Stated problem – Repeat every entry word for word, but leave the images out of your copy.
+++ Record excerpts
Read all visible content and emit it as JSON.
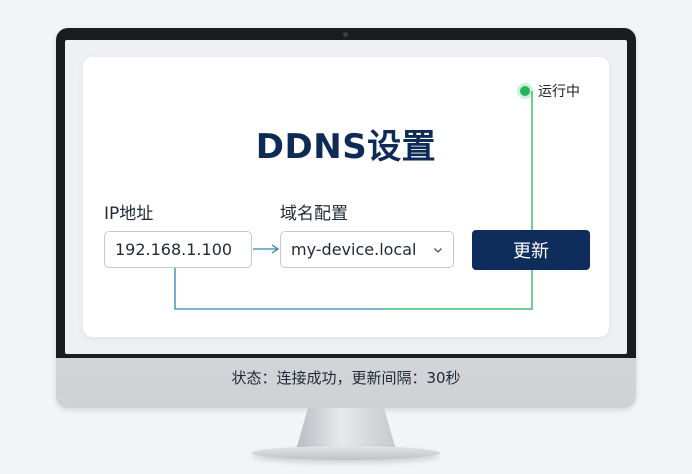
{
  "page": {
    "title": "DDNS设置",
    "status_indicator": {
      "text": "运行中",
      "color": "#22b55c"
    }
  },
  "form": {
    "ip_label": "IP地址",
    "ip_value": "192.168.1.100",
    "domain_label": "域名配置",
    "domain_value": "my-device.local",
    "update_button": "更新"
  },
  "footer": {
    "status_text": "状态：连接成功，更新间隔：30秒"
  },
  "colors": {
    "accent": "#0f2d5c",
    "title": "#0e2a57",
    "connector_blue": "#2d86b5",
    "connector_green": "#22b55c",
    "status_green": "#22b55c"
  },
  "icons": {
    "status": "status-dot-icon",
    "dropdown": "chevron-down-icon",
    "arrow": "arrow-right-icon"
  }
}
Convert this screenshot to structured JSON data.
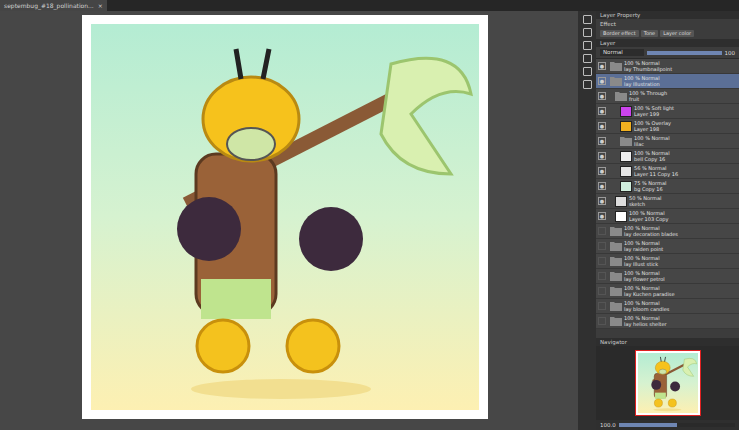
{
  "window": {
    "tab": "septembug_#18_pollination...",
    "close": "×"
  },
  "properties_panel": {
    "title": "Layer Property",
    "effect_label": "Effect",
    "buttons": [
      "Border effect",
      "Tone",
      "Layer color"
    ]
  },
  "layer_panel": {
    "title": "Layer",
    "blend_mode": "Normal",
    "opacity": "100",
    "opacity_level": 1.0,
    "layers": [
      {
        "mode": "100 % Normal",
        "name": "lay Thumbnailpoint",
        "kind": "folder",
        "selected": false,
        "visible": true,
        "indent": 0,
        "color": "#8a8a8a"
      },
      {
        "mode": "100 % Normal",
        "name": "lay Illustration",
        "kind": "folder",
        "selected": true,
        "visible": true,
        "indent": 0,
        "color": "#8a8a8a"
      },
      {
        "mode": "100 % Through",
        "name": "fruit",
        "kind": "folder",
        "selected": false,
        "visible": true,
        "indent": 1,
        "color": "#8a8a8a"
      },
      {
        "mode": "100 % Soft light",
        "name": "Layer 199",
        "kind": "raster",
        "selected": false,
        "visible": true,
        "indent": 2,
        "color": "#cc44ee"
      },
      {
        "mode": "100 % Overlay",
        "name": "Layer 198",
        "kind": "raster",
        "selected": false,
        "visible": true,
        "indent": 2,
        "color": "#f0b020"
      },
      {
        "mode": "100 % Normal",
        "name": "lilac",
        "kind": "folder",
        "selected": false,
        "visible": true,
        "indent": 2,
        "color": "#8a8a8a"
      },
      {
        "mode": "100 % Normal",
        "name": "bell Copy 16",
        "kind": "raster",
        "selected": false,
        "visible": true,
        "indent": 2,
        "color": "#eeeeee"
      },
      {
        "mode": "56 % Normal",
        "name": "Layer 11 Copy 16",
        "kind": "raster",
        "selected": false,
        "visible": true,
        "indent": 2,
        "color": "#e6e6e6"
      },
      {
        "mode": "75 % Normal",
        "name": "bg Copy 16",
        "kind": "raster",
        "selected": false,
        "visible": true,
        "indent": 2,
        "color": "#cfeedd"
      },
      {
        "mode": "50 % Normal",
        "name": "sketch",
        "kind": "raster",
        "selected": false,
        "visible": true,
        "indent": 1,
        "color": "#dddddd"
      },
      {
        "mode": "100 % Normal",
        "name": "Layer 103 Copy",
        "kind": "raster",
        "selected": false,
        "visible": true,
        "indent": 1,
        "color": "#ffffff"
      },
      {
        "mode": "100 % Normal",
        "name": "lay decoration blades",
        "kind": "folder",
        "selected": false,
        "visible": false,
        "indent": 0,
        "color": "#8a8a8a"
      },
      {
        "mode": "100 % Normal",
        "name": "lay raiden point",
        "kind": "folder",
        "selected": false,
        "visible": false,
        "indent": 0,
        "color": "#8a8a8a"
      },
      {
        "mode": "100 % Normal",
        "name": "lay Illust stick",
        "kind": "folder",
        "selected": false,
        "visible": false,
        "indent": 0,
        "color": "#8a8a8a"
      },
      {
        "mode": "100 % Normal",
        "name": "lay flower petrol",
        "kind": "folder",
        "selected": false,
        "visible": false,
        "indent": 0,
        "color": "#8a8a8a"
      },
      {
        "mode": "100 % Normal",
        "name": "lay Kuchen paradise",
        "kind": "folder",
        "selected": false,
        "visible": false,
        "indent": 0,
        "color": "#8a8a8a"
      },
      {
        "mode": "100 % Normal",
        "name": "lay bloom candles",
        "kind": "folder",
        "selected": false,
        "visible": false,
        "indent": 0,
        "color": "#8a8a8a"
      },
      {
        "mode": "100 % Normal",
        "name": "lay helios shelter",
        "kind": "folder",
        "selected": false,
        "visible": false,
        "indent": 0,
        "color": "#8a8a8a"
      }
    ]
  },
  "navigator": {
    "title": "Navigator",
    "zoom": "100.0",
    "zoom_level": 0.5
  }
}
++++++
Solution for this exercise –
Read all visible content and emit it as JSON.
{
  "page": {
    "title": "DDNS设置",
    "status_indicator": {
      "text": "运行中",
      "color": "#22b55c"
    }
  },
  "form": {
    "ip_label": "IP地址",
    "ip_value": "192.168.1.100",
    "domain_label": "域名配置",
    "domain_value": "my-device.local",
    "update_button": "更新"
  },
  "footer": {
    "status_text": "状态：连接成功，更新间隔：30秒"
  },
  "colors": {
    "accent": "#0f2d5c",
    "title": "#0e2a57",
    "connector_blue": "#2d86b5",
    "connector_green": "#22b55c",
    "status_green": "#22b55c"
  },
  "icons": {
    "status": "status-dot-icon",
    "dropdown": "chevron-down-icon",
    "arrow": "arrow-right-icon"
  }
}
Convert this screenshot to structured JSON data.
{
  "window": {
    "tab": "septembug_#18_pollination...",
    "close": "×"
  },
  "properties_panel": {
    "title": "Layer Property",
    "effect_label": "Effect",
    "buttons": [
      "Border effect",
      "Tone",
      "Layer color"
    ]
  },
  "layer_panel": {
    "title": "Layer",
    "blend_mode": "Normal",
    "opacity": "100",
    "opacity_level": 1.0,
    "layers": [
      {
        "mode": "100 % Normal",
        "name": "lay Thumbnailpoint",
        "kind": "folder",
        "selected": false,
        "visible": true,
        "indent": 0,
        "color": "#8a8a8a"
      },
      {
        "mode": "100 % Normal",
        "name": "lay Illustration",
        "kind": "folder",
        "selected": true,
        "visible": true,
        "indent": 0,
        "color": "#8a8a8a"
      },
      {
        "mode": "100 % Through",
        "name": "fruit",
        "kind": "folder",
        "selected": false,
        "visible": true,
        "indent": 1,
        "color": "#8a8a8a"
      },
      {
        "mode": "100 % Soft light",
        "name": "Layer 199",
        "kind": "raster",
        "selected": false,
        "visible": true,
        "indent": 2,
        "color": "#cc44ee"
      },
      {
        "mode": "100 % Overlay",
        "name": "Layer 198",
        "kind": "raster",
        "selected": false,
        "visible": true,
        "indent": 2,
        "color": "#f0b020"
      },
      {
        "mode": "100 % Normal",
        "name": "lilac",
        "kind": "folder",
        "selected": false,
        "visible": true,
        "indent": 2,
        "color": "#8a8a8a"
      },
      {
        "mode": "100 % Normal",
        "name": "bell Copy 16",
        "kind": "raster",
        "selected": false,
        "visible": true,
        "indent": 2,
        "color": "#eeeeee"
      },
      {
        "mode": "56 % Normal",
        "name": "Layer 11 Copy 16",
        "kind": "raster",
        "selected": false,
        "visible": true,
        "indent": 2,
        "color": "#e6e6e6"
      },
      {
        "mode": "75 % Normal",
        "name": "bg Copy 16",
        "kind": "raster",
        "selected": false,
        "visible": true,
        "indent": 2,
        "color": "#cfeedd"
      },
      {
        "mode": "50 % Normal",
        "name": "sketch",
        "kind": "raster",
        "selected": false,
        "visible": true,
        "indent": 1,
        "color": "#dddddd"
      },
      {
        "mode": "100 % Normal",
        "name": "Layer 103 Copy",
        "kind": "raster",
        "selected": false,
        "visible": true,
        "indent": 1,
        "color": "#ffffff"
      },
      {
        "mode": "100 % Normal",
        "name": "lay decoration blades",
        "kind": "folder",
        "selected": false,
        "visible": false,
        "indent": 0,
        "color": "#8a8a8a"
      },
      {
        "mode": "100 % Normal",
        "name": "lay raiden point",
        "kind": "folder",
        "selected": false,
        "visible": false,
        "indent": 0,
        "color": "#8a8a8a"
      },
      {
        "mode": "100 % Normal",
        "name": "lay Illust stick",
        "kind": "folder",
        "selected": false,
        "visible": false,
        "indent": 0,
        "color": "#8a8a8a"
      },
      {
        "mode": "100 % Normal",
        "name": "lay flower petrol",
        "kind": "folder",
        "selected": false,
        "visible": false,
        "indent": 0,
        "color": "#8a8a8a"
      },
      {
        "mode": "100 % Normal",
        "name": "lay Kuchen paradise",
        "kind": "folder",
        "selected": false,
        "visible": false,
        "indent": 0,
        "color": "#8a8a8a"
      },
      {
        "mode": "100 % Normal",
        "name": "lay bloom candles",
        "kind": "folder",
        "selected": false,
        "visible": false,
        "indent": 0,
        "color": "#8a8a8a"
      },
      {
        "mode": "100 % Normal",
        "name": "lay helios shelter",
        "kind": "folder",
        "selected": false,
        "visible": false,
        "indent": 0,
        "color": "#8a8a8a"
      }
    ]
  },
  "navigator": {
    "title": "Navigator",
    "zoom": "100.0",
    "zoom_level": 0.5
  }
}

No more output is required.